Directions: Can you output the material exactly as written, minus any pictures it holds?

━━━ Records to use

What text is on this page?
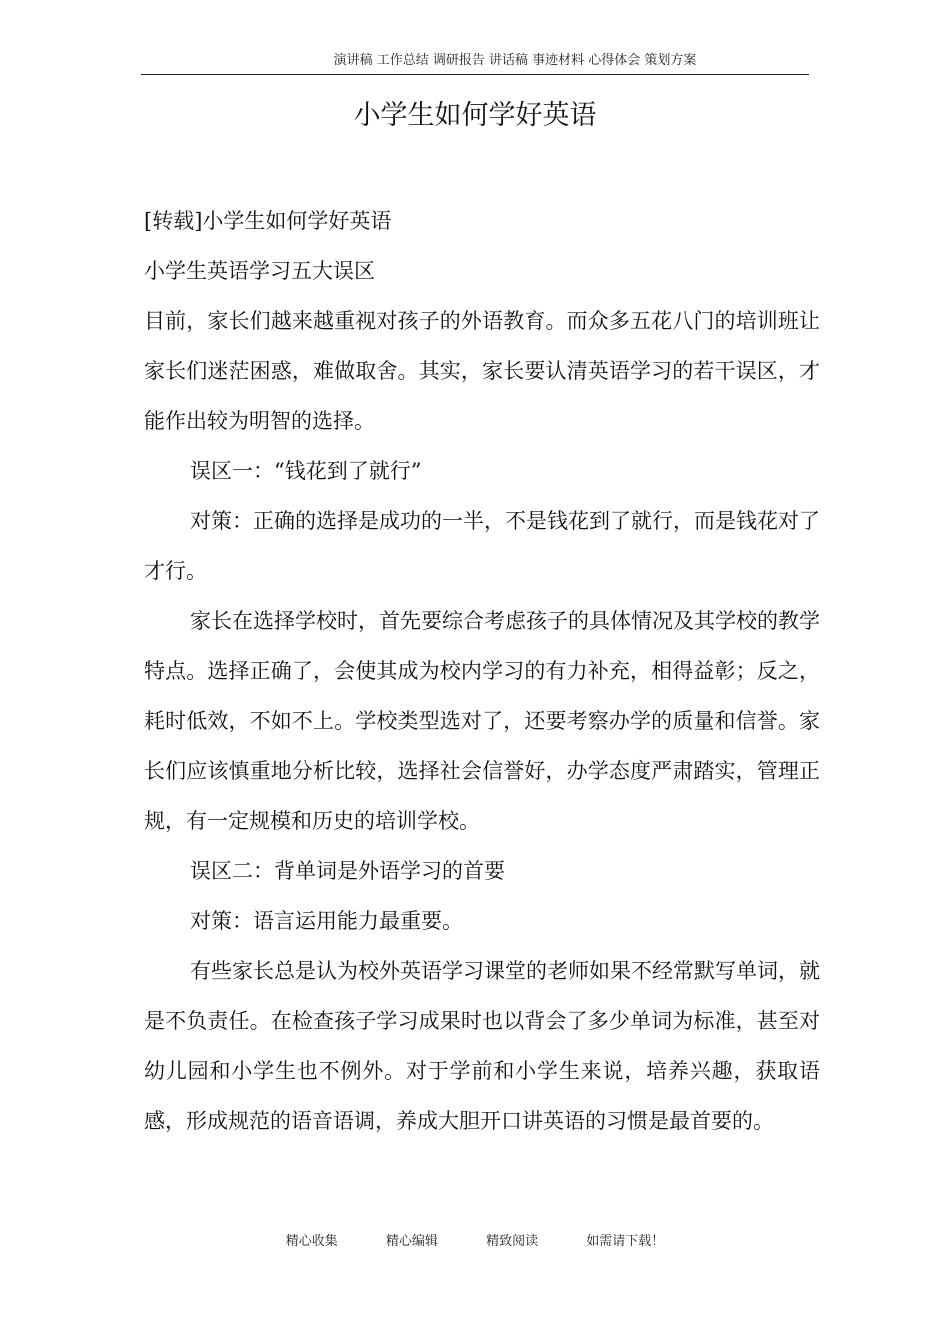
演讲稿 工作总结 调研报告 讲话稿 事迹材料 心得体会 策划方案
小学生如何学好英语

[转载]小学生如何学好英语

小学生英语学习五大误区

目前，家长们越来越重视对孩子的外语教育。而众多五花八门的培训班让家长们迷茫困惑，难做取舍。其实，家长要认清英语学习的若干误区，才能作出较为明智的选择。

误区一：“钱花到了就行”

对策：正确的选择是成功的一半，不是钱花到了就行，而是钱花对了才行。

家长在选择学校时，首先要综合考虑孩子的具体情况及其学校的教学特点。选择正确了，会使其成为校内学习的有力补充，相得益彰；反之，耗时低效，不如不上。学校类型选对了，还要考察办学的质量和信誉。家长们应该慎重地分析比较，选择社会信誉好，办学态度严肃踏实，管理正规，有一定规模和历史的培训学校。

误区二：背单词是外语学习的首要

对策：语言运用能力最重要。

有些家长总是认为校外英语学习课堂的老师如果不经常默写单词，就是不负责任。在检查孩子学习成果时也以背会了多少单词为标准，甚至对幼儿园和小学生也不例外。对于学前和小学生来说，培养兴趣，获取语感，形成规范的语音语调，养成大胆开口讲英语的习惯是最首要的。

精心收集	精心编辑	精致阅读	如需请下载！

━━━━━━

The result:
What text is on this page?
演讲稿 工作总结 调研报告 讲话稿 事迹材料 心得体会 策划方案
小学生如何学好英语

[转载]小学生如何学好英语

小学生英语学习五大误区

目前，家长们越来越重视对孩子的外语教育。而众多五花八门的培训班让家长们迷茫困惑，难做取舍。其实，家长要认清英语学习的若干误区，才能作出较为明智的选择。

误区一：“钱花到了就行”

对策：正确的选择是成功的一半，不是钱花到了就行，而是钱花对了才行。

家长在选择学校时，首先要综合考虑孩子的具体情况及其学校的教学特点。选择正确了，会使其成为校内学习的有力补充，相得益彰；反之，耗时低效，不如不上。学校类型选对了，还要考察办学的质量和信誉。家长们应该慎重地分析比较，选择社会信誉好，办学态度严肃踏实，管理正规，有一定规模和历史的培训学校。

误区二：背单词是外语学习的首要

对策：语言运用能力最重要。

有些家长总是认为校外英语学习课堂的老师如果不经常默写单词，就是不负责任。在检查孩子学习成果时也以背会了多少单词为标准，甚至对幼儿园和小学生也不例外。对于学前和小学生来说，培养兴趣，获取语感，形成规范的语音语调，养成大胆开口讲英语的习惯是最首要的。

精心收集	精心编辑	精致阅读	如需请下载！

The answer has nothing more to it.